County, Marion city discuss use permit for Straub building

Marion County commis­sioners met with Marion city officials Dec. 29 to discuss a conditional-use permit for the former Straub building for government use that was recently purchased by the county.

The building was originally zoned commercial-agricultural.

Emma Tajchman, county planning and zoning director, and Clayton Garnica, representing the city in a similar capacity, asked and answered questions so the process could be completed soon.

City Administrator Roger Holter said he was excited to learn the county’s commitment is in keeping the operation within the city.

“Open communication and strong stewardship is important in developing the plans for this site,” Holter said. “There are no obstacles that can’t be overcome.”

Commission Chair Randy Dallke said the consensus of the board was for one conditional-use permit encompassing all plans for current and future use.

“This would be the best course of action instead of applying for a CUP each time a change occur,” Dallke said. “We purchased the building to try to move the county forward and solve some immediate and future needs at a cost that is reasonable for citizens.”

Commissioner Dan Holub said there are some immediate uses proposed for the former Straub facility, such as housing the Road and Bridge shop, a fuel station that includes above-ground fuel tanks, equipment storage, tire an sign storage and offices.

Garnica said: “Traffic concerns and having a designated route to the main highways for heavy equipment going around town instead of through would be necessary.”

Visual impacts, he added, include building placement and screening, maintaining environment and keeping chem­i­cals contained in proper storage units.

- **DATASET ENTRIES**:
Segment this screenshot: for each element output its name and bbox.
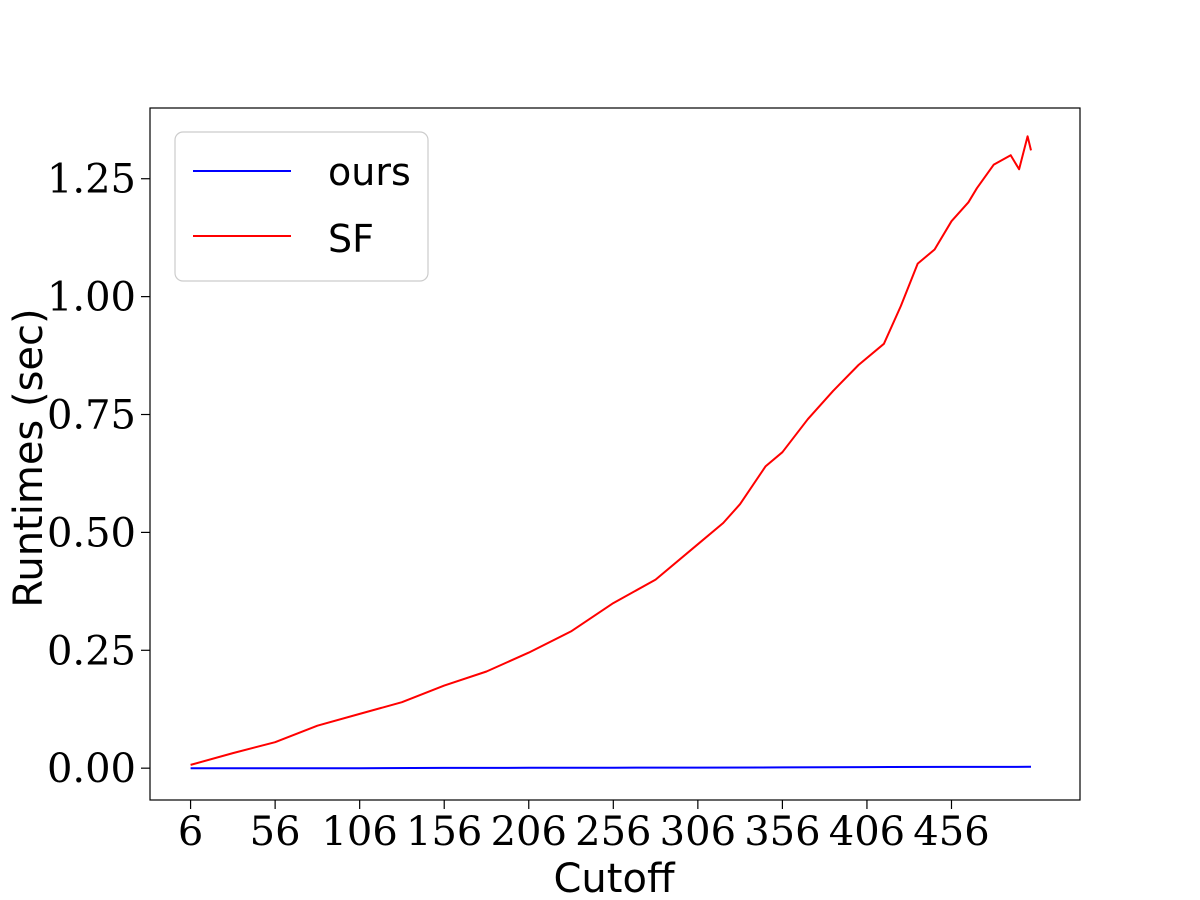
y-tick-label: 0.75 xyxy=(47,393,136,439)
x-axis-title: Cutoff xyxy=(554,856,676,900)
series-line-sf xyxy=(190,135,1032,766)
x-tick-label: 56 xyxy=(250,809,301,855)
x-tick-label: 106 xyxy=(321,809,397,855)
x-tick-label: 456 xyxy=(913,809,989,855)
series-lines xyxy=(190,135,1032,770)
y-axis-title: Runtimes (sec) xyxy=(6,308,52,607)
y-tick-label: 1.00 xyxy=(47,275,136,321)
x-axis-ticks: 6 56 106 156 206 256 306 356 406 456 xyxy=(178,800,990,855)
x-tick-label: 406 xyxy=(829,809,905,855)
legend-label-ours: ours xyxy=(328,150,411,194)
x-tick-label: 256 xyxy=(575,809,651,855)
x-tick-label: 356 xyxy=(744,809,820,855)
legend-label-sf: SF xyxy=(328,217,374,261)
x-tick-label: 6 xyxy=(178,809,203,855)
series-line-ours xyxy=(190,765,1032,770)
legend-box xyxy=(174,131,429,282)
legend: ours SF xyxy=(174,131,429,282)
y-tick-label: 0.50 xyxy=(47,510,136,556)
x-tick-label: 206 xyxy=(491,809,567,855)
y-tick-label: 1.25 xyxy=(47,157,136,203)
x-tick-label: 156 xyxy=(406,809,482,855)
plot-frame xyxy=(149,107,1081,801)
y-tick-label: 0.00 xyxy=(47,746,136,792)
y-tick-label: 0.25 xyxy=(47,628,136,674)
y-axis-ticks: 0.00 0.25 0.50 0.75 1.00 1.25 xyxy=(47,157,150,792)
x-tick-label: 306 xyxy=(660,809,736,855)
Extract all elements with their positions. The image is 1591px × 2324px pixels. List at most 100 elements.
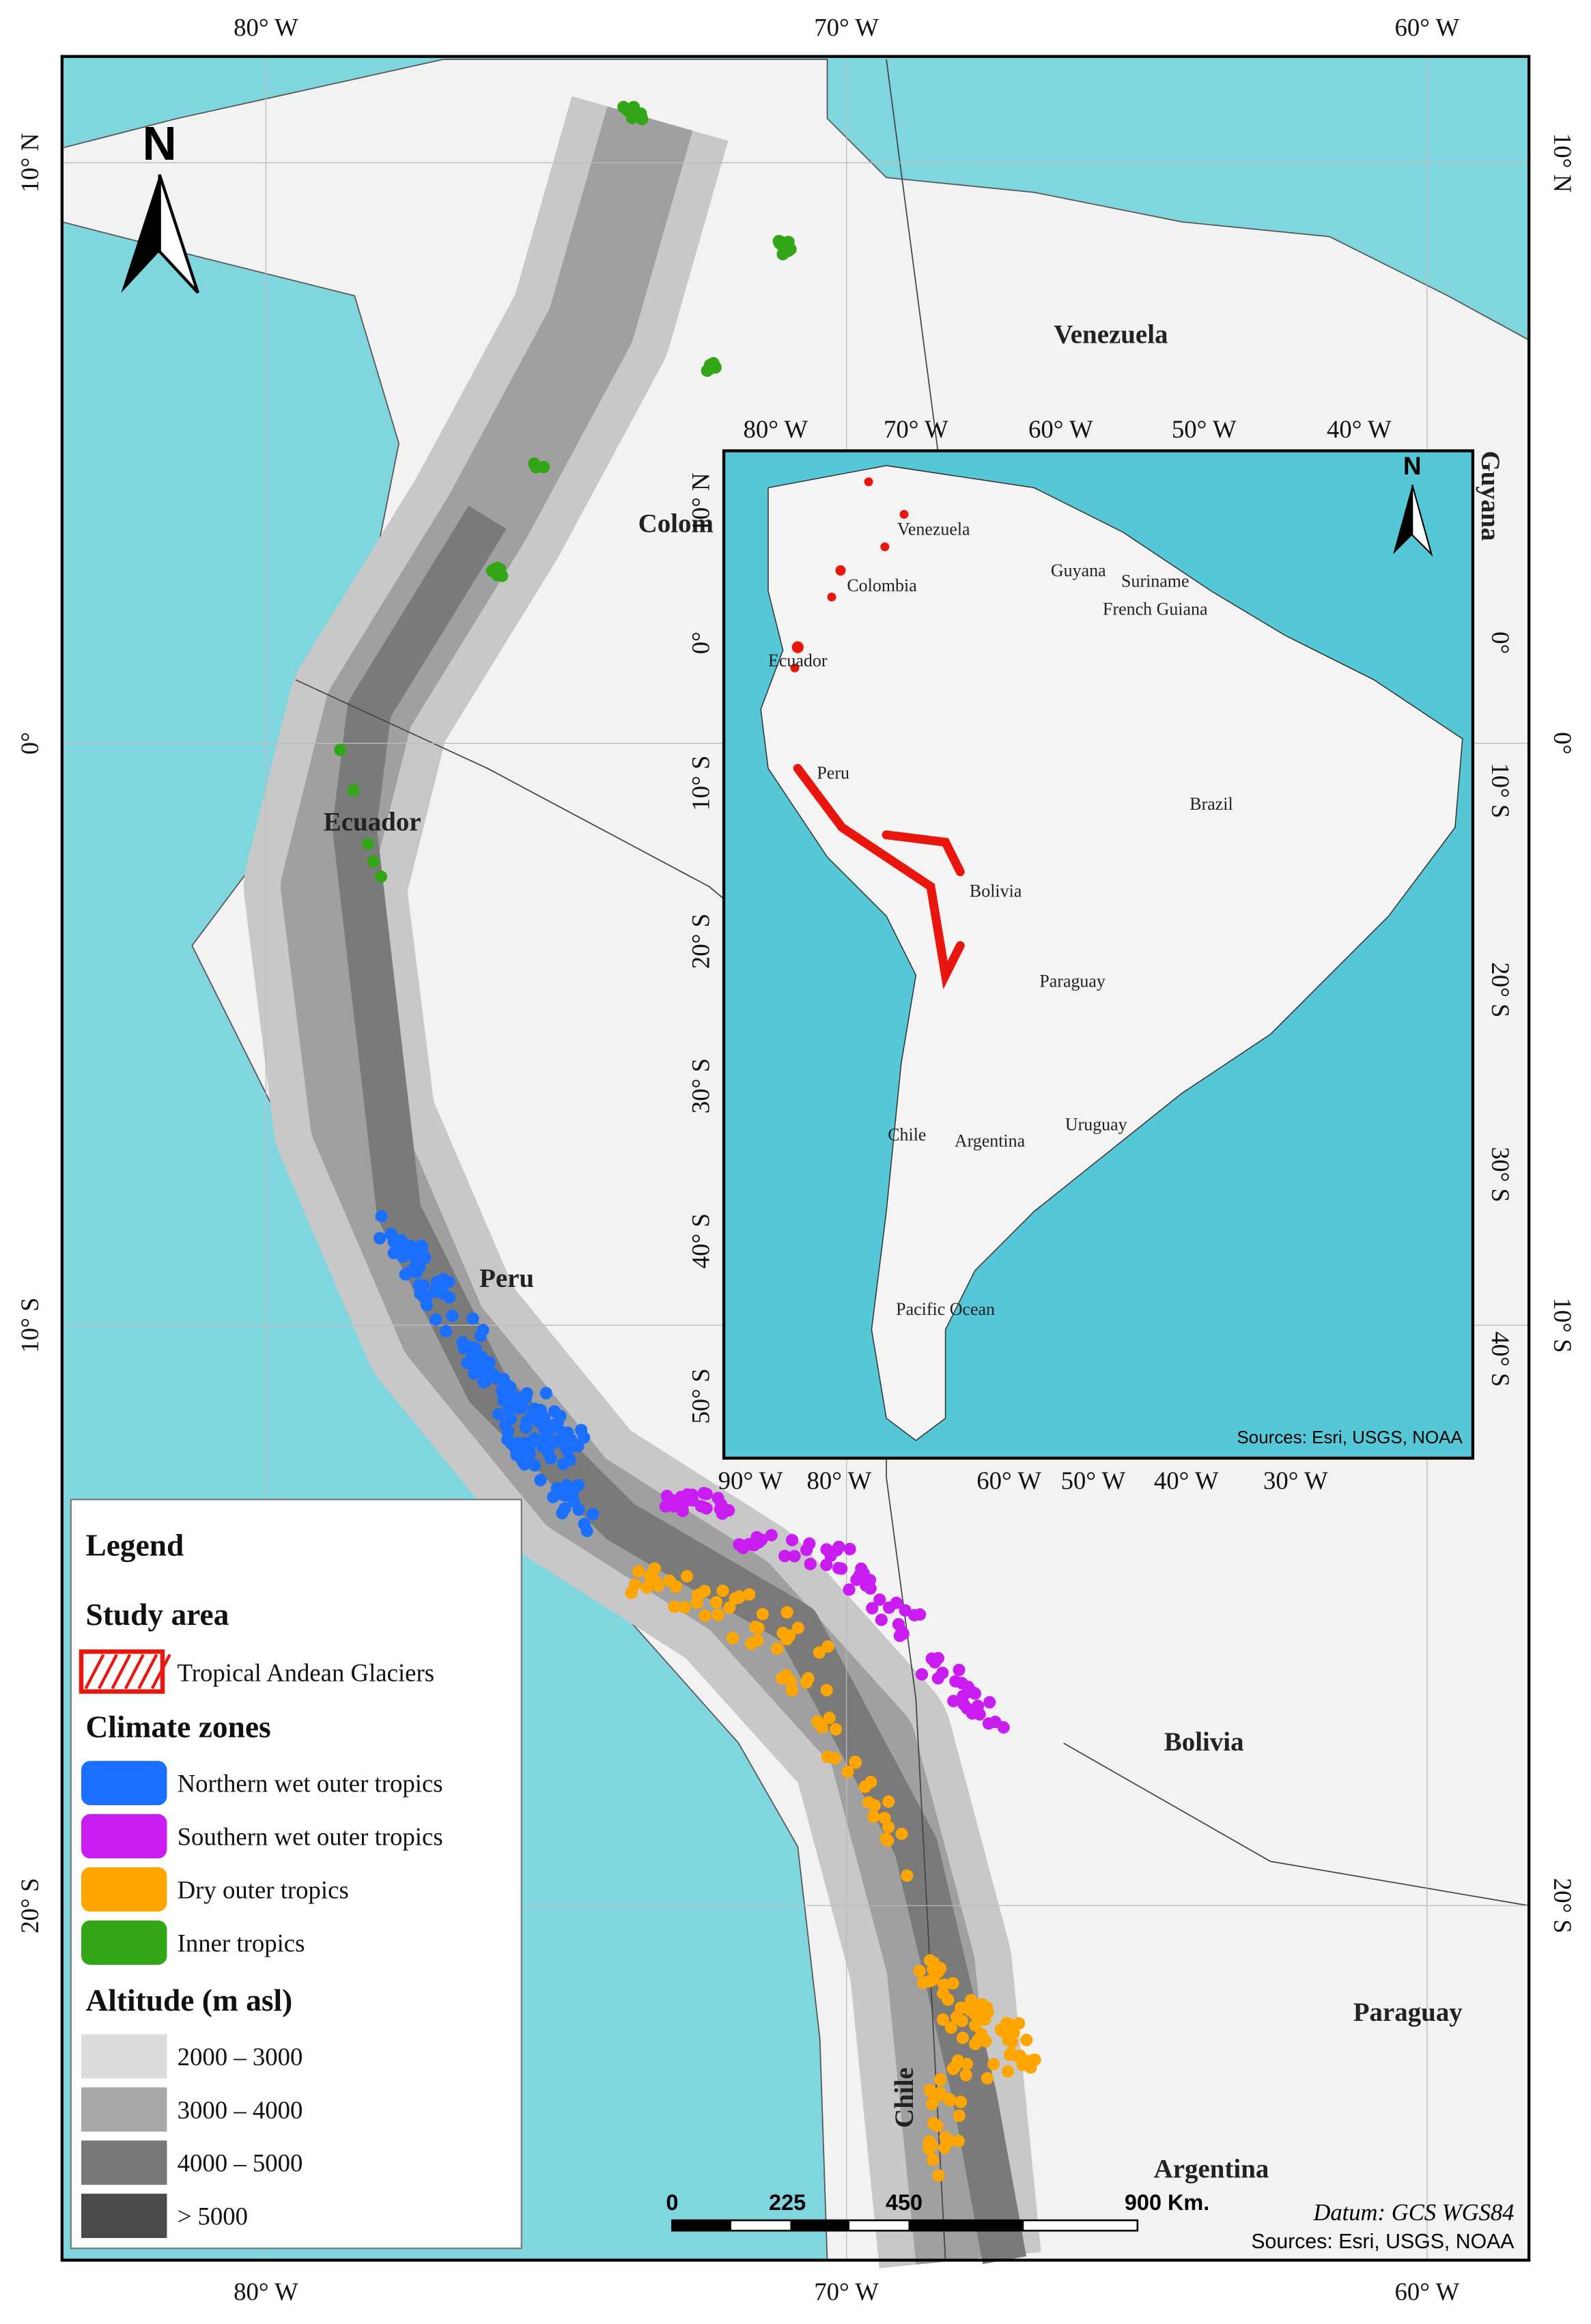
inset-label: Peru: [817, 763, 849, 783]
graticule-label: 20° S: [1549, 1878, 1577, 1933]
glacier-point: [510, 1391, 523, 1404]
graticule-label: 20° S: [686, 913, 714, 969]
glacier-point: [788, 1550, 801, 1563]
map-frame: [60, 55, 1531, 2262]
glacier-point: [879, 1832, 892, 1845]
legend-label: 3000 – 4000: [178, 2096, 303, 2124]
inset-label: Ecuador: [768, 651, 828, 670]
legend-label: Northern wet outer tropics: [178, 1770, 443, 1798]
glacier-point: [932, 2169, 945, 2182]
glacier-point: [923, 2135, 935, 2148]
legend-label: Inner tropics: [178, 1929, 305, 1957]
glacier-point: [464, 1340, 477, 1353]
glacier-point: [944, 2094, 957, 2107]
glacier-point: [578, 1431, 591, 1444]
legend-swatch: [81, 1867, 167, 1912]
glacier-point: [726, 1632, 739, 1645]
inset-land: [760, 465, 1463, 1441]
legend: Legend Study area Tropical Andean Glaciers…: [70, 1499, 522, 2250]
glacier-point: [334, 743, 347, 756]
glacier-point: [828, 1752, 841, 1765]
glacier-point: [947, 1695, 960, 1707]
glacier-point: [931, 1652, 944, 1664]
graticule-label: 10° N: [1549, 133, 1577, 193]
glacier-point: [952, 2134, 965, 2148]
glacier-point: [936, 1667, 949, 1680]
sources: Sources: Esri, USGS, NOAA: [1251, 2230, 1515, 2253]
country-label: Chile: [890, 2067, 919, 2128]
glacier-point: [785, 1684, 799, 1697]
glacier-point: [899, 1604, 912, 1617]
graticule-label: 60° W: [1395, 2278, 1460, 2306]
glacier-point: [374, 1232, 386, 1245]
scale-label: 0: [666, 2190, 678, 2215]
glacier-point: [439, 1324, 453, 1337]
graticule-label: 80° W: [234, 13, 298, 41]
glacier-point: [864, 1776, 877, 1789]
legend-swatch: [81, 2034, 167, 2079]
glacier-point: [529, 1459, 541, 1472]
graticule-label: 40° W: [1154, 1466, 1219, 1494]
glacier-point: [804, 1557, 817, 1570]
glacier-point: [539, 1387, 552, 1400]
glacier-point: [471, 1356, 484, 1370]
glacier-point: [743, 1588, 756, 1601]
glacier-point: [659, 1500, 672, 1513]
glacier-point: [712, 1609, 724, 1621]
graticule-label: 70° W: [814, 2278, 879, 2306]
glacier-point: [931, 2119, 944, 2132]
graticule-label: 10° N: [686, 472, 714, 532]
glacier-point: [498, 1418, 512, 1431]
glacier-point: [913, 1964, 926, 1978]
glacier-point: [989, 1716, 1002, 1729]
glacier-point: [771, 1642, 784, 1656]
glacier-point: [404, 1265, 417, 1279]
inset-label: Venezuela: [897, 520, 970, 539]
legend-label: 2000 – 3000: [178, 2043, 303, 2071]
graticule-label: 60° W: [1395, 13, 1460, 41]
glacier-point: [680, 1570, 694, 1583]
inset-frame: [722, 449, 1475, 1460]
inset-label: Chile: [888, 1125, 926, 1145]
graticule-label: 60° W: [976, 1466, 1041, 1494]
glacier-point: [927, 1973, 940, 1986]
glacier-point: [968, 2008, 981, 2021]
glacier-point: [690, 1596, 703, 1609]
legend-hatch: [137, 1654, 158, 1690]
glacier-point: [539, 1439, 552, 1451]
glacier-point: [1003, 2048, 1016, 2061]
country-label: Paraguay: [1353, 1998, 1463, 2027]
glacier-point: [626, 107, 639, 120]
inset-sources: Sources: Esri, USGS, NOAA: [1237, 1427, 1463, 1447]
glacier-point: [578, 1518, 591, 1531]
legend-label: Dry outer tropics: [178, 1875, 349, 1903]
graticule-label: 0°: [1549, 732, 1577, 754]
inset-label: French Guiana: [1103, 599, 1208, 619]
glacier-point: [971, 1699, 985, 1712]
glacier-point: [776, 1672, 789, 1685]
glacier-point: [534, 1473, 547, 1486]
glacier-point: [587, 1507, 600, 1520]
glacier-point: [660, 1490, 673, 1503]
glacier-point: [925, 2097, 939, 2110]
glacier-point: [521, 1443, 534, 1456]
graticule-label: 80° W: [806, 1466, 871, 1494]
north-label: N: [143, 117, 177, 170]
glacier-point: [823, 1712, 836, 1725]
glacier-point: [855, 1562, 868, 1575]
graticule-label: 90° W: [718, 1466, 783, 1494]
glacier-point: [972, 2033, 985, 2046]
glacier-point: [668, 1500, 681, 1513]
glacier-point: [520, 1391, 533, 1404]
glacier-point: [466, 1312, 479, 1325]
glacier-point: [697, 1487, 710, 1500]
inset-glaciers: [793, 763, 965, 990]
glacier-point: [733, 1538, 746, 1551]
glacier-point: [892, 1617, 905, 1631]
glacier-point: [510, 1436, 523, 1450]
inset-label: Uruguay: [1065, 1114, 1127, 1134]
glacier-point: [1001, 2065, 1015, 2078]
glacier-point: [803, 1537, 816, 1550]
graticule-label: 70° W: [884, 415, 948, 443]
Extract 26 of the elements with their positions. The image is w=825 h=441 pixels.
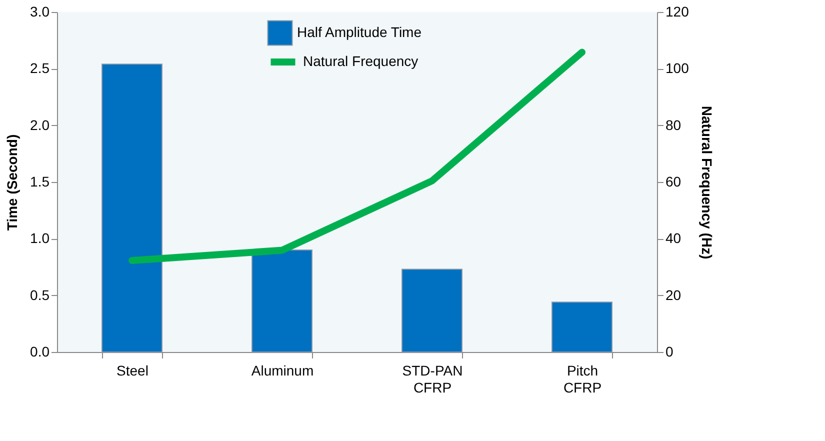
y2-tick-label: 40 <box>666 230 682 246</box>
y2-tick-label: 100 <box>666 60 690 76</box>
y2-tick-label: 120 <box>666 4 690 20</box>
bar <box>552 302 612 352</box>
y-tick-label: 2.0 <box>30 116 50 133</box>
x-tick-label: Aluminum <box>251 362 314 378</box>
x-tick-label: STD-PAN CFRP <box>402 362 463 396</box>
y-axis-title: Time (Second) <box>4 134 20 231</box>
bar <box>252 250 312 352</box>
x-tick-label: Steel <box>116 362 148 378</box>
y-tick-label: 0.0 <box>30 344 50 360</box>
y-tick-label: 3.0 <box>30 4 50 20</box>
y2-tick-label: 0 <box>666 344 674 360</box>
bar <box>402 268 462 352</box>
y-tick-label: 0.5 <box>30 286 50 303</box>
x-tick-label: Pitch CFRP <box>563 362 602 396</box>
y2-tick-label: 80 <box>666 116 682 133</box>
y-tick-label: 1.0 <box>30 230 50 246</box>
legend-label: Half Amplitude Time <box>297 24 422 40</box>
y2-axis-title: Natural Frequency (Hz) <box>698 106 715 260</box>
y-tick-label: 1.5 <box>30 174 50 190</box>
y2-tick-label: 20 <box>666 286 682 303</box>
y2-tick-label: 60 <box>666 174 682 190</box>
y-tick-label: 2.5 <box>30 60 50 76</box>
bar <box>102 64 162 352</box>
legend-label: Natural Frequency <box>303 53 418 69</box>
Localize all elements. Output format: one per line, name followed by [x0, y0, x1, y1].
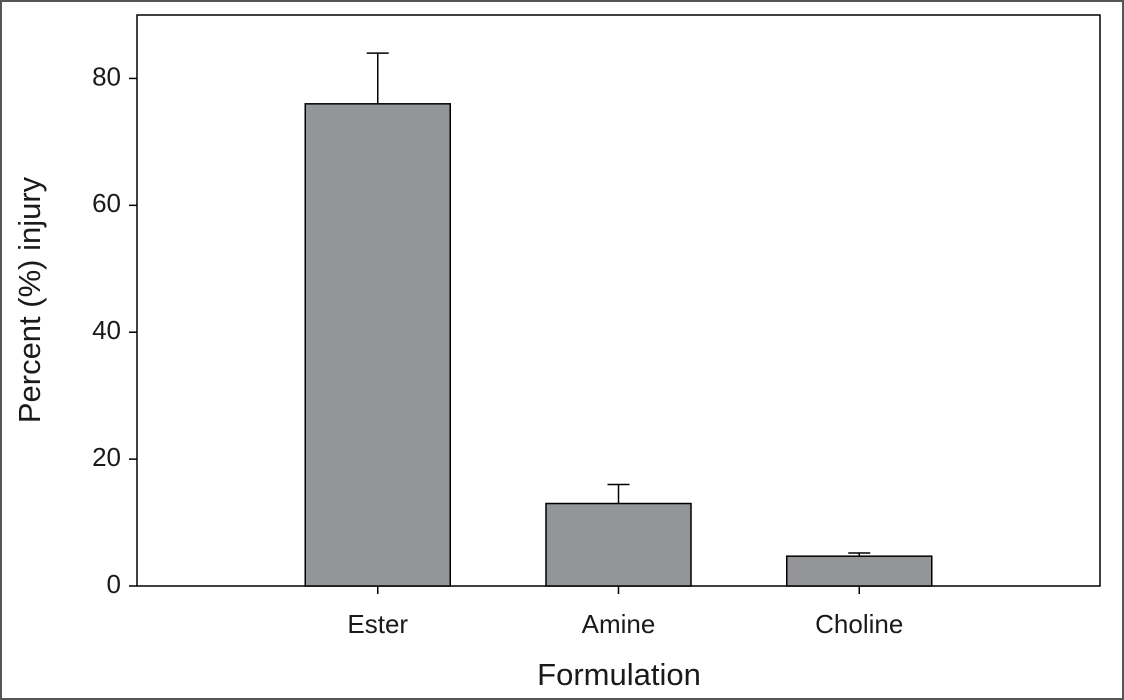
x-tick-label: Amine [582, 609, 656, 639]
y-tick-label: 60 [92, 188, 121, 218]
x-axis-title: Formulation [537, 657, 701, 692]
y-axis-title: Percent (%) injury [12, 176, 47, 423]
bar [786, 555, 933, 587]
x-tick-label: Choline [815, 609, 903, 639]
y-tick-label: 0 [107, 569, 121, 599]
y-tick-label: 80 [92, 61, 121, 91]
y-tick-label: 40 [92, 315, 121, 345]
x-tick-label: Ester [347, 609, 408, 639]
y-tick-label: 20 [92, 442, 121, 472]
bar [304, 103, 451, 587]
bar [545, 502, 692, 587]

- **GIVEN TASK**: Reproduce the part of the Straub building article that opens with the words containing "Visual impacts, he" and closes with "proper storage units.". Work from the Straub building article alone.

- **WRITTEN RESPONSE**:
Visual impacts, he added, include building placement and screening, maintaining environment and keeping chem­i­cals contained in proper storage units.